- **REQUIREMENTS**
Select lines where the word "collectif" appears.

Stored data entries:
-- BEGIN --

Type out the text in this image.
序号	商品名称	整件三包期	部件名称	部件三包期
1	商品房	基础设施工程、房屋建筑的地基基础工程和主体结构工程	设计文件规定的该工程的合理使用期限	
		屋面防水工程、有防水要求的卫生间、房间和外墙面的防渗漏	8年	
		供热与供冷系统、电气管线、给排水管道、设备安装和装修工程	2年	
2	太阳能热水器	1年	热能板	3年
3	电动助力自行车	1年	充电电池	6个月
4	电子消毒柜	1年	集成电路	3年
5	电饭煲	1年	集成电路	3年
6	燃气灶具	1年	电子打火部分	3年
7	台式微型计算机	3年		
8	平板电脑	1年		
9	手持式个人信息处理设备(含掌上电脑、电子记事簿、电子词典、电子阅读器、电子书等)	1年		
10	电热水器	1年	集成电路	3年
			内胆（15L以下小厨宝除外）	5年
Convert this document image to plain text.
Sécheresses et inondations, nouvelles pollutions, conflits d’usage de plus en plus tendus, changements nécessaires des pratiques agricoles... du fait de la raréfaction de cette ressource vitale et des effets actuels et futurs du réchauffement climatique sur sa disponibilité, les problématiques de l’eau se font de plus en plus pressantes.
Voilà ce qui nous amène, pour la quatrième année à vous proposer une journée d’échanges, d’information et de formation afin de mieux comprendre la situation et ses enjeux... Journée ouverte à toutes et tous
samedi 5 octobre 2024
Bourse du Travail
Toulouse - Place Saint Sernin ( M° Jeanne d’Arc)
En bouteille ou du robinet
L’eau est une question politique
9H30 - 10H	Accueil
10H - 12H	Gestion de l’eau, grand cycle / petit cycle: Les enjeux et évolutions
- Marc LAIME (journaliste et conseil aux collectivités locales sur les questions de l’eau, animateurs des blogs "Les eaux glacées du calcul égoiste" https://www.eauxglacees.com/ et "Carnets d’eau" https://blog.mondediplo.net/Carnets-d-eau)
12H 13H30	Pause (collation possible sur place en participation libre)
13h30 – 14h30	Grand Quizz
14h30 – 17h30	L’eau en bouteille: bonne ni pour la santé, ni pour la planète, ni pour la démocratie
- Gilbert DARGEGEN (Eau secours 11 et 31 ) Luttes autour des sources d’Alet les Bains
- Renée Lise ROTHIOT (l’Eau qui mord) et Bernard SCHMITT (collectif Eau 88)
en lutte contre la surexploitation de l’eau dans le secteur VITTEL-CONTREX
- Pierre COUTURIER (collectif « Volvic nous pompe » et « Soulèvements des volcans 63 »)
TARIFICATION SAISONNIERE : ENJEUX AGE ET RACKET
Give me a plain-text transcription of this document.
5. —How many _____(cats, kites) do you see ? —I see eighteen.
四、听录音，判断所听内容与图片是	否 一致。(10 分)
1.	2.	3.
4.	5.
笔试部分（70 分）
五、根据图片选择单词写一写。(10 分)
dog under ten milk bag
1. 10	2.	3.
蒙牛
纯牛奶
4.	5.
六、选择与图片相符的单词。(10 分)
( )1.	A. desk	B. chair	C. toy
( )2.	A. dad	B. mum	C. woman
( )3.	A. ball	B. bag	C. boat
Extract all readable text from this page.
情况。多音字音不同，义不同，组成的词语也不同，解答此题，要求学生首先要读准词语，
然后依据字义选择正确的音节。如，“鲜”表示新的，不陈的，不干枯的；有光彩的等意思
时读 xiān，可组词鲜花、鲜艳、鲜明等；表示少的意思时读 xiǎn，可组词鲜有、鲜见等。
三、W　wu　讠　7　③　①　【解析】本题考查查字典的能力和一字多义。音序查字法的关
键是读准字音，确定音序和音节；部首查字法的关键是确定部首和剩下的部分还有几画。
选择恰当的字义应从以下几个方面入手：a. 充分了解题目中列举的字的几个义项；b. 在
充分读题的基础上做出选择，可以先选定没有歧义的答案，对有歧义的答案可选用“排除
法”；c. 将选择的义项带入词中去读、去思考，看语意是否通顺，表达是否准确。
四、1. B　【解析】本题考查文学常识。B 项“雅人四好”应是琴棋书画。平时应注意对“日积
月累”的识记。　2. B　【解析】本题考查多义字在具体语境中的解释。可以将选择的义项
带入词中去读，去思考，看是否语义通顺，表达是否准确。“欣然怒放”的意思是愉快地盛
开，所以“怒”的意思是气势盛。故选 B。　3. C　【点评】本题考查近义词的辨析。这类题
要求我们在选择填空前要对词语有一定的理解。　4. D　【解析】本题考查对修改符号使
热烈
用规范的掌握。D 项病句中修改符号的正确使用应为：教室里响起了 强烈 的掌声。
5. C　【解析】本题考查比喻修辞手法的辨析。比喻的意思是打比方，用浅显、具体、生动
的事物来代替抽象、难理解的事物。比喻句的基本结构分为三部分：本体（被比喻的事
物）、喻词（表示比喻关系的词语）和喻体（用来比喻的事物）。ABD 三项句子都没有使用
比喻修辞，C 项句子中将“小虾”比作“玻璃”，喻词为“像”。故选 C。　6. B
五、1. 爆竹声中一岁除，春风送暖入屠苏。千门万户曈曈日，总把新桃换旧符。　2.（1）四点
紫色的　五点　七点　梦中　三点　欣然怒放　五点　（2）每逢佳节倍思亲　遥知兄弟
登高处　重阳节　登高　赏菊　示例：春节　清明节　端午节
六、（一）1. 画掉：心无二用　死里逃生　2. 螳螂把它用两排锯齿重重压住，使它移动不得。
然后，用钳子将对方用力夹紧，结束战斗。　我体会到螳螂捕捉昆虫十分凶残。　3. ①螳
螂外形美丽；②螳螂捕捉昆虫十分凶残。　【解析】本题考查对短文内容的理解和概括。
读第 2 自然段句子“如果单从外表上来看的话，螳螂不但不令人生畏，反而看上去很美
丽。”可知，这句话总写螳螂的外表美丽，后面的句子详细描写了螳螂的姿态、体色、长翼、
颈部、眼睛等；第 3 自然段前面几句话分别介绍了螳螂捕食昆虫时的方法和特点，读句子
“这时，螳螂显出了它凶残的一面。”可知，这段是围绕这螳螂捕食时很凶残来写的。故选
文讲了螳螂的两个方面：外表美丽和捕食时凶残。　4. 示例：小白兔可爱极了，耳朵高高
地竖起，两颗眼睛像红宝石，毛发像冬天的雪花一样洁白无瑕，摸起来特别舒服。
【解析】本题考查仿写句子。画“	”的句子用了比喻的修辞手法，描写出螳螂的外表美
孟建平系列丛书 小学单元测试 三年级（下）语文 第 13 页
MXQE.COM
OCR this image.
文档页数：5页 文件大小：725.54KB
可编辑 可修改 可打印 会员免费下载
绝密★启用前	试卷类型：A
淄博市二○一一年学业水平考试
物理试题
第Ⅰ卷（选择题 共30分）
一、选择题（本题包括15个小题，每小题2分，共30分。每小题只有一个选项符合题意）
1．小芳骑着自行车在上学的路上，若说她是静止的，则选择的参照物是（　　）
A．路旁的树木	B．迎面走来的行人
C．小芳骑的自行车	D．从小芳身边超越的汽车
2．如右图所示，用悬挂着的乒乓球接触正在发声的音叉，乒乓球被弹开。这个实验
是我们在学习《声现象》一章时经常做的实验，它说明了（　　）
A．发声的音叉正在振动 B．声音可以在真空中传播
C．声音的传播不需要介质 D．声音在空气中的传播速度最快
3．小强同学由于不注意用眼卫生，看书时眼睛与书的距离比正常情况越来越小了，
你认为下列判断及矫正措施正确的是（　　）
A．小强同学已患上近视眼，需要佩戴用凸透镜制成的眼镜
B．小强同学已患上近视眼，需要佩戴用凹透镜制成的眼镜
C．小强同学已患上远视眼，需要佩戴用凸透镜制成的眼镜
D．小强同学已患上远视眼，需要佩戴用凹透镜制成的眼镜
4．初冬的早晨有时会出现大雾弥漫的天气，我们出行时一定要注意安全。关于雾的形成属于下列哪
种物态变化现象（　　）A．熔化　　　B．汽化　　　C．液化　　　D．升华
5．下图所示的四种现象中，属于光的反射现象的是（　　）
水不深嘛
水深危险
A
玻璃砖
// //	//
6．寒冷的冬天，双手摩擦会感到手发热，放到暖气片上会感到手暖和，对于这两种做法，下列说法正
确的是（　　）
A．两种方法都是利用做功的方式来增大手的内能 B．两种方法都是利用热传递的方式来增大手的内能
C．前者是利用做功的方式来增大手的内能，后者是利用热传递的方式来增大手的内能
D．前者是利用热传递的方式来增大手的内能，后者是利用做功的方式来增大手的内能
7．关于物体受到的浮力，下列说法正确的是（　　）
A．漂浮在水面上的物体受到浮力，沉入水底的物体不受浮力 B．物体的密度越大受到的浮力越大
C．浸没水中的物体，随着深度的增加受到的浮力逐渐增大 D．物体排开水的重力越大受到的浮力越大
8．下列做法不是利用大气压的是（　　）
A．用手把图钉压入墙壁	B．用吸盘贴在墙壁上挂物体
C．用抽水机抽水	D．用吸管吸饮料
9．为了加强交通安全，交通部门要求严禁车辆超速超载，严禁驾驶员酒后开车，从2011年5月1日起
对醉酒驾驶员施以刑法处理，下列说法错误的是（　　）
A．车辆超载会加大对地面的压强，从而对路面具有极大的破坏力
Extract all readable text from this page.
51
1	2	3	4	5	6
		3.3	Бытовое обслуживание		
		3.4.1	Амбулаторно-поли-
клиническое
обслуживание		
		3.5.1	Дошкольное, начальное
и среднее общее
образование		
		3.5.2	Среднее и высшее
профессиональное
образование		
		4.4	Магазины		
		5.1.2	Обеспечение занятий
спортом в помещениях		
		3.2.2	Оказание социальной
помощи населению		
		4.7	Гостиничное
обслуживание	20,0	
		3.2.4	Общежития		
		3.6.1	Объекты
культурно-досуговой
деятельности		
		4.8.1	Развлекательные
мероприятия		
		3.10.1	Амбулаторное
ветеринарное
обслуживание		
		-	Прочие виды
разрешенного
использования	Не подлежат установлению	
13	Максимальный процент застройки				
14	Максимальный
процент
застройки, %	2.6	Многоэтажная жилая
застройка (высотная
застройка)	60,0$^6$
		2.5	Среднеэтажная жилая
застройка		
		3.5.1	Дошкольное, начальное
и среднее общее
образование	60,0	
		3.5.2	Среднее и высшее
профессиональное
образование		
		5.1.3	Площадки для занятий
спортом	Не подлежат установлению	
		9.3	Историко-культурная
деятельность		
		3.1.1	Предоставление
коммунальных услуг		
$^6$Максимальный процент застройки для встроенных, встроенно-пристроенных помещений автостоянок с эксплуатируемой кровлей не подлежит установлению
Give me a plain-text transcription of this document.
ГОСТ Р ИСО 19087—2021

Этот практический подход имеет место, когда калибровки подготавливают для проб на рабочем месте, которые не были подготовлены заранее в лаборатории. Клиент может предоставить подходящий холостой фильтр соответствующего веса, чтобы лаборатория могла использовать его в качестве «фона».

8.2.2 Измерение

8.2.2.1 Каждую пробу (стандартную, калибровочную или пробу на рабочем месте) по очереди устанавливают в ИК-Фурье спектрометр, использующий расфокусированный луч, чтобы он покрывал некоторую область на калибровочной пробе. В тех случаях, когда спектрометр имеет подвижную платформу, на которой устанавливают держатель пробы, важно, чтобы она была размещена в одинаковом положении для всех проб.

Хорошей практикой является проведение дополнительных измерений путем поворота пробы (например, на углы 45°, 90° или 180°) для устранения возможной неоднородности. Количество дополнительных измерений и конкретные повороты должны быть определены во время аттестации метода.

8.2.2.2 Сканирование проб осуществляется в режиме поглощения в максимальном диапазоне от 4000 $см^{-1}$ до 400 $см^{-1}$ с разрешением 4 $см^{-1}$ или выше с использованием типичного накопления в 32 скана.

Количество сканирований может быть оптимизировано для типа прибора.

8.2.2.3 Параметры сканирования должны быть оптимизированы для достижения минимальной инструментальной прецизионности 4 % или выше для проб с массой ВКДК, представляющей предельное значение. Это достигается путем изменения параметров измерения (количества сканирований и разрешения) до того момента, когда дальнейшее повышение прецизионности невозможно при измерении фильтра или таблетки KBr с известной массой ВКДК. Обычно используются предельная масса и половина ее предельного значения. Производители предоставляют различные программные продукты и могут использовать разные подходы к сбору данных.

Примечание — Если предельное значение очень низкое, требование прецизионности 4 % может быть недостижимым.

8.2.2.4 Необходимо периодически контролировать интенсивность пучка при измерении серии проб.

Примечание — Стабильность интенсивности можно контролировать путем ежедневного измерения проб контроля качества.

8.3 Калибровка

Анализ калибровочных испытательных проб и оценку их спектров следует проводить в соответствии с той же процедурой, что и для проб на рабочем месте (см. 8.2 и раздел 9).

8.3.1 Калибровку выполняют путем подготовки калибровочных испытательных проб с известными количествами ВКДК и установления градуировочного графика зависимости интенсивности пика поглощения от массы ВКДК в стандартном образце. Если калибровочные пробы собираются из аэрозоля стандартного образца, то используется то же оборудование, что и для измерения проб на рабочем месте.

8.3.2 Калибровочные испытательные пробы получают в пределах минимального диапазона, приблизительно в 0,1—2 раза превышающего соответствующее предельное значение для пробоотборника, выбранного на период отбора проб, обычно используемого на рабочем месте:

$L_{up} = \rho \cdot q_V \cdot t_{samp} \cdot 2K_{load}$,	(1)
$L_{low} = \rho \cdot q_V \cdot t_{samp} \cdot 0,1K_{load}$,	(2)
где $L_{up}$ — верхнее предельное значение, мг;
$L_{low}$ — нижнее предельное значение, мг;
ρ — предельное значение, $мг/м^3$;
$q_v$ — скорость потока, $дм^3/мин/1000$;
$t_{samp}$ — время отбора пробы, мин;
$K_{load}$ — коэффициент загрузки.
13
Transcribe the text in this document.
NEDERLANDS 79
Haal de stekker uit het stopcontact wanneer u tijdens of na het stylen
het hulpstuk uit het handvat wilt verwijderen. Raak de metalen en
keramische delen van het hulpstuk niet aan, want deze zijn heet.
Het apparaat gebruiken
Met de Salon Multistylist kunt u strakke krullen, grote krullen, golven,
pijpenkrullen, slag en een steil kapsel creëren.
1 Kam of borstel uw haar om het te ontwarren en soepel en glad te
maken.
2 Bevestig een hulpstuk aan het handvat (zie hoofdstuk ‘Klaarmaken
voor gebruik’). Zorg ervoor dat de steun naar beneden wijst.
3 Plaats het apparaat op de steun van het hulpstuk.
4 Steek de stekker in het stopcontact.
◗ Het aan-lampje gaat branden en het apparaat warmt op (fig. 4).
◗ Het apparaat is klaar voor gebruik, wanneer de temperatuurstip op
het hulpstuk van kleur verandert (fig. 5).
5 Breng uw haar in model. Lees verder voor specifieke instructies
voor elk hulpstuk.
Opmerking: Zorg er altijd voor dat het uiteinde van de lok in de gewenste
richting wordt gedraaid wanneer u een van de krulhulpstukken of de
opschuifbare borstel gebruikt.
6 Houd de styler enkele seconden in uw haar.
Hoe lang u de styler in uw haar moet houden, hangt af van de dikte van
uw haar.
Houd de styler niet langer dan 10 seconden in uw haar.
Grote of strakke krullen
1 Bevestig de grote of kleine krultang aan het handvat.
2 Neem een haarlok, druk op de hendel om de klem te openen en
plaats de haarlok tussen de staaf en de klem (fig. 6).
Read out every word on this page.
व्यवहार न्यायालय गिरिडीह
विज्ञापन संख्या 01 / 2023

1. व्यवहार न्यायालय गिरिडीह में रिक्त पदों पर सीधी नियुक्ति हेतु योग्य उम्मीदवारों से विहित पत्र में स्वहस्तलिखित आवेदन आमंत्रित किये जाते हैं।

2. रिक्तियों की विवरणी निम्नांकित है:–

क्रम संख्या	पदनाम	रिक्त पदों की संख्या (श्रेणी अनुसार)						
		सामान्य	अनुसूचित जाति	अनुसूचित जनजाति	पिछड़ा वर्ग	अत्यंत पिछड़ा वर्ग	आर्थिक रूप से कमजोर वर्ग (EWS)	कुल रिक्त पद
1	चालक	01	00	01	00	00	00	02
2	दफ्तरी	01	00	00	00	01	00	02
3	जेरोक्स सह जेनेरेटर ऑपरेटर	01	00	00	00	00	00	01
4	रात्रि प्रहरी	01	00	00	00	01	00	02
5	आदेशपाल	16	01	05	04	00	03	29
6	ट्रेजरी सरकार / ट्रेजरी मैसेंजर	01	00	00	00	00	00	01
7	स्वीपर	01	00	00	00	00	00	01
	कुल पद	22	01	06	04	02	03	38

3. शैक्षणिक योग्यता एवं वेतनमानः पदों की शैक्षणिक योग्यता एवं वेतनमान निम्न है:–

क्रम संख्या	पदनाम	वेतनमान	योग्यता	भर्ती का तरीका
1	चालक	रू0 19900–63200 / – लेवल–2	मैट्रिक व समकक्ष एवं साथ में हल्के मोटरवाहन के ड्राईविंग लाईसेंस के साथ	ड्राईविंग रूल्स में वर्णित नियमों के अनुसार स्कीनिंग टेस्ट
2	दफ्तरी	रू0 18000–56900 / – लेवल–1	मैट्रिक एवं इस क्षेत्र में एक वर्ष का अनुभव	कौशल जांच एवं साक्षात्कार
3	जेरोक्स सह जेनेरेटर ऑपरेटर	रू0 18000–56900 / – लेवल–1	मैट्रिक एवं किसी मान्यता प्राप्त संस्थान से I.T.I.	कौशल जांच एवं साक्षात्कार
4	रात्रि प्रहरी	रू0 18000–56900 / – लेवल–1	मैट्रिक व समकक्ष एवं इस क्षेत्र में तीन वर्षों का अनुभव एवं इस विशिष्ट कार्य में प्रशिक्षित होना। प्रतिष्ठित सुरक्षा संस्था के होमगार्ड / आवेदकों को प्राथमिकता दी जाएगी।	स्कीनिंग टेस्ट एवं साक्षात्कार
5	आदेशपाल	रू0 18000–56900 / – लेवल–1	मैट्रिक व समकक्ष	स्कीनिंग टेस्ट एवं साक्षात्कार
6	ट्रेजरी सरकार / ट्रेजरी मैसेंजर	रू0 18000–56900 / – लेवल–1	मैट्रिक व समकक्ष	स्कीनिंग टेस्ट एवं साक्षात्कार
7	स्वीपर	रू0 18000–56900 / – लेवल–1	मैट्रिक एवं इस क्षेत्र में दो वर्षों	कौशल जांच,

-- END --

- **TASK OUTPUT**
- Renée Lise ROTHIOT (l’Eau qui mord) et Bernard SCHMITT (collectif Eau 88)
- Pierre COUTURIER (collectif « Volvic nous pompe » et « Soulèvements des volcans 63 »)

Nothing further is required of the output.